### TASK DESCRIPTION
Convert every item below into a JSON list of strings with one string per line, skipping blank lines. Leave the pictures out of the answer.

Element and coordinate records
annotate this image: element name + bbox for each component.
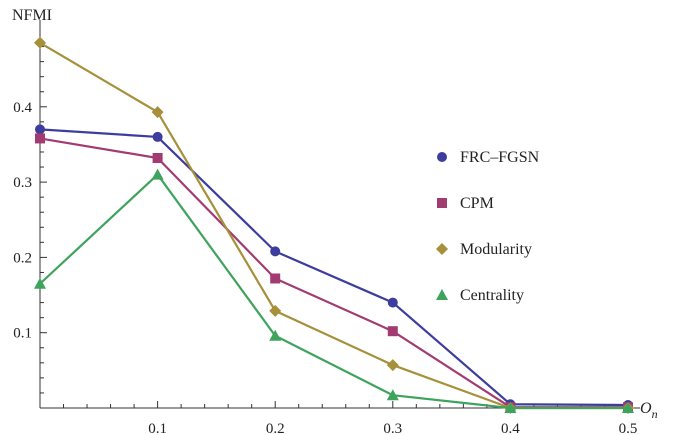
series-square [35, 133, 633, 413]
data-point [35, 124, 45, 135]
data-point [35, 133, 45, 144]
data-point [270, 246, 281, 257]
data-point [386, 359, 399, 372]
data-point [622, 402, 634, 413]
series-line [39, 128, 629, 407]
legend-item: Centrality [436, 287, 524, 304]
data-point [387, 297, 398, 308]
series-line [39, 172, 628, 410]
data-point [387, 326, 398, 337]
y-tick-label: 0.3 [13, 175, 32, 191]
legend-label: Modularity [460, 241, 532, 258]
x-tick-label: 0.5 [619, 421, 638, 435]
data-point [34, 277, 46, 289]
series-triangle [34, 168, 634, 413]
y-tick-label: 0.1 [13, 326, 32, 342]
data-point [386, 389, 399, 401]
data-point [504, 402, 517, 413]
legend-marker [436, 289, 448, 300]
data-point [152, 153, 163, 164]
x-tick-label: 0.3 [383, 421, 402, 435]
legend-item: CPM [437, 195, 494, 212]
legend: FRC–FGSN CPM Modularity Centrality [436, 149, 540, 304]
legend-label: Centrality [460, 287, 524, 304]
legend-label: CPM [460, 195, 494, 212]
data-point [151, 106, 164, 119]
data-point [270, 273, 281, 284]
x-axis-label-main: O [640, 400, 652, 417]
x-axis-label-subscript: n [652, 407, 658, 421]
legend-item: FRC–FGSN [437, 149, 540, 166]
series-line [39, 137, 628, 409]
series-layer [34, 36, 634, 414]
x-tick-label: 0.2 [266, 421, 285, 435]
x-axis-label: On [640, 400, 658, 421]
data-point [269, 304, 282, 317]
y-tick-label: 0.4 [13, 100, 32, 116]
x-tick-label: 0.4 [501, 421, 520, 435]
data-point [34, 36, 46, 49]
series-diamond [34, 36, 634, 414]
legend-item: Modularity [436, 241, 532, 258]
legend-marker [437, 152, 447, 162]
legend-marker [437, 198, 447, 208]
data-point [151, 168, 164, 180]
series-line [39, 41, 628, 410]
data-point [269, 329, 282, 341]
legend-marker [436, 243, 448, 255]
series-circle [35, 124, 633, 410]
x-tick-label: 0.1 [148, 421, 167, 435]
legend-label: FRC–FGSN [460, 149, 540, 166]
data-point [152, 131, 163, 142]
y-axis-label: NFMI [12, 7, 52, 24]
y-tick-label: 0.2 [13, 250, 32, 266]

### RESULT
[
  "annotate this image: element name + bbox for each component.",
  "series-square [35, 133, 633, 413]",
  "data-point [35, 124, 45, 135]",
  "data-point [35, 133, 45, 144]",
  "data-point [270, 246, 281, 257]",
  "data-point [386, 359, 399, 372]",
  "data-point [622, 402, 634, 413]",
  "series-line [39, 128, 629, 407]",
  "legend-item: Centrality [436, 287, 524, 304]",
  "data-point [387, 297, 398, 308]",
  "series-line [39, 172, 628, 410]",
  "data-point [387, 326, 398, 337]",
  "y-tick-label: 0.3 [13, 175, 32, 191]",
  "legend-label: Modularity [460, 241, 532, 258]",
  "x-tick-label: 0.5 [619, 421, 638, 435]",
  "data-point [34, 277, 46, 289]",
  "series-triangle [34, 168, 634, 413]",
  "y-tick-label: 0.1 [13, 326, 32, 342]",
  "data-point [386, 389, 399, 401]",
  "data-point [504, 402, 517, 413]",
  "legend-marker [436, 289, 448, 300]",
  "data-point [152, 153, 163, 164]",
  "x-tick-label: 0.3 [383, 421, 402, 435]",
  "legend-item: CPM [437, 195, 494, 212]",
  "legend: FRC–FGSN CPM Modularity Centrality [436, 149, 540, 304]",
  "legend-label: Centrality [460, 287, 524, 304]",
  "legend-label: CPM [460, 195, 494, 212]",
  "data-point [151, 106, 164, 119]",
  "data-point [270, 273, 281, 284]",
  "x-axis-label-main: O [640, 400, 652, 417]",
  "x-axis-label-subscript: n [652, 407, 658, 421]",
  "legend-item: FRC–FGSN [437, 149, 540, 166]",
  "series-line [39, 137, 628, 409]",
  "series-layer [34, 36, 634, 414]",
  "x-tick-label: 0.2 [266, 421, 285, 435]",
  "x-axis-label: On [640, 400, 658, 421]",
  "data-point [269, 304, 282, 317]",
  "y-tick-label: 0.4 [13, 100, 32, 116]",
  "x-tick-label: 0.4 [501, 421, 520, 435]",
  "data-point [34, 36, 46, 49]",
  "series-diamond [34, 36, 634, 414]",
  "legend-item: Modularity [436, 241, 532, 258]",
  "legend-marker [437, 152, 447, 162]",
  "legend-marker [437, 198, 447, 208]",
  "data-point [151, 168, 164, 180]",
  "series-line [39, 41, 628, 410]",
  "data-point [269, 329, 282, 341]",
  "legend-marker [436, 243, 448, 255]",
  "series-circle [35, 124, 633, 410]",
  "x-tick-label: 0.1 [148, 421, 167, 435]",
  "legend-label: FRC–FGSN [460, 149, 540, 166]",
  "data-point [152, 131, 163, 142]",
  "y-axis-label: NFMI [12, 7, 52, 24]",
  "y-tick-label: 0.2 [13, 250, 32, 266]"
]